■ INPUT ROWS
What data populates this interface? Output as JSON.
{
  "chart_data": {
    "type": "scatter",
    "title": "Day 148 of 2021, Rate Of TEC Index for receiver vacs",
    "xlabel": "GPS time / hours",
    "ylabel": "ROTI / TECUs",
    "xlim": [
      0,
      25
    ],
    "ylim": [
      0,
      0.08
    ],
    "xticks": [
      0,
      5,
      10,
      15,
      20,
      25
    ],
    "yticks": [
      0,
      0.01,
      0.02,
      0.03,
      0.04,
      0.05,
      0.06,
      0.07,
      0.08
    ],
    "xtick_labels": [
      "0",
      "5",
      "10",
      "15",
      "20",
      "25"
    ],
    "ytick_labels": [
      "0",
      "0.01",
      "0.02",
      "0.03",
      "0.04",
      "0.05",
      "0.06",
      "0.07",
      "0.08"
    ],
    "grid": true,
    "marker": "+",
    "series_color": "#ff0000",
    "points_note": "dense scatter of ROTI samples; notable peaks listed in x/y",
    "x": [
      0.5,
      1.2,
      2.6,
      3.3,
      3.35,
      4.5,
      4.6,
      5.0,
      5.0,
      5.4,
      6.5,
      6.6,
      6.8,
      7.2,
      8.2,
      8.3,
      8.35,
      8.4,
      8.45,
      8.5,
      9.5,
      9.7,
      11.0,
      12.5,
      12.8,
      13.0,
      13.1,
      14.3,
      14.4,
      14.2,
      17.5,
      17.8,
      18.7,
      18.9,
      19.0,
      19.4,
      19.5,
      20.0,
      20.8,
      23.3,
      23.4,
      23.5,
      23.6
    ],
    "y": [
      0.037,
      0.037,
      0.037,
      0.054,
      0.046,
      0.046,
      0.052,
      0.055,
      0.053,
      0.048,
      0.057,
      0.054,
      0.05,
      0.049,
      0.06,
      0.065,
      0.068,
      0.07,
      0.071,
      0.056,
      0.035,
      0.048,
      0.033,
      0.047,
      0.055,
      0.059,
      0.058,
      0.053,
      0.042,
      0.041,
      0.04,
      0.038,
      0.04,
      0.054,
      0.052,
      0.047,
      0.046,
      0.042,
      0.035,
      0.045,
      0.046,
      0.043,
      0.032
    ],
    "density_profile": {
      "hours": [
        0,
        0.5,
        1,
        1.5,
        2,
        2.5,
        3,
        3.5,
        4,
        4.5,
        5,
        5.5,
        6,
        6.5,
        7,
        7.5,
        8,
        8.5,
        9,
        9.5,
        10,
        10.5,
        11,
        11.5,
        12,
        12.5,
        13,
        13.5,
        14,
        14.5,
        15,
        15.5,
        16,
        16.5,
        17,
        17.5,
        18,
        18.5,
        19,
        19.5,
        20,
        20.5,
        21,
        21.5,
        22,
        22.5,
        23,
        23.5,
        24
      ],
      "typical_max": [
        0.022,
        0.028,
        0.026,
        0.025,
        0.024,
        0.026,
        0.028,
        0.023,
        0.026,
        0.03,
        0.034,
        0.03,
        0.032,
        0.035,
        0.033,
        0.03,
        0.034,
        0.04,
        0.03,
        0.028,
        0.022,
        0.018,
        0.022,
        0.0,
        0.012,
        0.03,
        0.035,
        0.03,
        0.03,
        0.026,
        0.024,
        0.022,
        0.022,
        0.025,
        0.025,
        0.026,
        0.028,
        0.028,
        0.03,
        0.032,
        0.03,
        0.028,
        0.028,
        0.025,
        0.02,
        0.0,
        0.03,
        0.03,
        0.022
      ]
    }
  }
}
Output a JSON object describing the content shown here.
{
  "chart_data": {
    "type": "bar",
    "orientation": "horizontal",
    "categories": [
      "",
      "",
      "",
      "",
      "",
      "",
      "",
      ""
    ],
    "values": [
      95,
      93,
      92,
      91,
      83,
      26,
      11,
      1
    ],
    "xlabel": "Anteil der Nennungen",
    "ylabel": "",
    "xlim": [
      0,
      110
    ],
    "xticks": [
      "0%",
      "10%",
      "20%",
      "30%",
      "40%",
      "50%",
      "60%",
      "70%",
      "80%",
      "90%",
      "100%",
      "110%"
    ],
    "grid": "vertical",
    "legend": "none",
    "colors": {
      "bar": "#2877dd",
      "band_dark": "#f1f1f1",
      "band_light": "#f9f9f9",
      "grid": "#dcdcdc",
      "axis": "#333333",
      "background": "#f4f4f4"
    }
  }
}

■ TO BE DONE
Each line of the listing above should be output exactly.

■ FULL ANSWER
What data populates this interface? Output as JSON.
{
  "chart_data": {
    "type": "scatter",
    "title": "Day 148 of 2021, Rate Of TEC Index for receiver vacs",
    "xlabel": "GPS time / hours",
    "ylabel": "ROTI / TECUs",
    "xlim": [
      0,
      25
    ],
    "ylim": [
      0,
      0.08
    ],
    "xticks": [
      0,
      5,
      10,
      15,
      20,
      25
    ],
    "yticks": [
      0,
      0.01,
      0.02,
      0.03,
      0.04,
      0.05,
      0.06,
      0.07,
      0.08
    ],
    "xtick_labels": [
      "0",
      "5",
      "10",
      "15",
      "20",
      "25"
    ],
    "ytick_labels": [
      "0",
      "0.01",
      "0.02",
      "0.03",
      "0.04",
      "0.05",
      "0.06",
      "0.07",
      "0.08"
    ],
    "grid": true,
    "marker": "+",
    "series_color": "#ff0000",
    "points_note": "dense scatter of ROTI samples; notable peaks listed in x/y",
    "x": [
      0.5,
      1.2,
      2.6,
      3.3,
      3.35,
      4.5,
      4.6,
      5.0,
      5.0,
      5.4,
      6.5,
      6.6,
      6.8,
      7.2,
      8.2,
      8.3,
      8.35,
      8.4,
      8.45,
      8.5,
      9.5,
      9.7,
      11.0,
      12.5,
      12.8,
      13.0,
      13.1,
      14.3,
      14.4,
      14.2,
      17.5,
      17.8,
      18.7,
      18.9,
      19.0,
      19.4,
      19.5,
      20.0,
      20.8,
      23.3,
      23.4,
      23.5,
      23.6
    ],
    "y": [
      0.037,
      0.037,
      0.037,
      0.054,
      0.046,
      0.046,
      0.052,
      0.055,
      0.053,
      0.048,
      0.057,
      0.054,
      0.05,
      0.049,
      0.06,
      0.065,
      0.068,
      0.07,
      0.071,
      0.056,
      0.035,
      0.048,
      0.033,
      0.047,
      0.055,
      0.059,
      0.058,
      0.053,
      0.042,
      0.041,
      0.04,
      0.038,
      0.04,
      0.054,
      0.052,
      0.047,
      0.046,
      0.042,
      0.035,
      0.045,
      0.046,
      0.043,
      0.032
    ],
    "density_profile": {
      "hours": [
        0,
        0.5,
        1,
        1.5,
        2,
        2.5,
        3,
        3.5,
        4,
        4.5,
        5,
        5.5,
        6,
        6.5,
        7,
        7.5,
        8,
        8.5,
        9,
        9.5,
        10,
        10.5,
        11,
        11.5,
        12,
        12.5,
        13,
        13.5,
        14,
        14.5,
        15,
        15.5,
        16,
        16.5,
        17,
        17.5,
        18,
        18.5,
        19,
        19.5,
        20,
        20.5,
        21,
        21.5,
        22,
        22.5,
        23,
        23.5,
        24
      ],
      "typical_max": [
        0.022,
        0.028,
        0.026,
        0.025,
        0.024,
        0.026,
        0.028,
        0.023,
        0.026,
        0.03,
        0.034,
        0.03,
        0.032,
        0.035,
        0.033,
        0.03,
        0.034,
        0.04,
        0.03,
        0.028,
        0.022,
        0.018,
        0.022,
        0.0,
        0.012,
        0.03,
        0.035,
        0.03,
        0.03,
        0.026,
        0.024,
        0.022,
        0.022,
        0.025,
        0.025,
        0.026,
        0.028,
        0.028,
        0.03,
        0.032,
        0.03,
        0.028,
        0.028,
        0.025,
        0.02,
        0.0,
        0.03,
        0.03,
        0.022
      ]
    }
  }
}
Output a JSON object describing the content shown here.
{
  "chart_data": {
    "type": "bar",
    "orientation": "horizontal",
    "categories": [
      "",
      "",
      "",
      "",
      "",
      "",
      "",
      ""
    ],
    "values": [
      95,
      93,
      92,
      91,
      83,
      26,
      11,
      1
    ],
    "xlabel": "Anteil der Nennungen",
    "ylabel": "",
    "xlim": [
      0,
      110
    ],
    "xticks": [
      "0%",
      "10%",
      "20%",
      "30%",
      "40%",
      "50%",
      "60%",
      "70%",
      "80%",
      "90%",
      "100%",
      "110%"
    ],
    "grid": "vertical",
    "legend": "none",
    "colors": {
      "bar": "#2877dd",
      "band_dark": "#f1f1f1",
      "band_light": "#f9f9f9",
      "grid": "#dcdcdc",
      "axis": "#333333",
      "background": "#f4f4f4"
    }
  }
}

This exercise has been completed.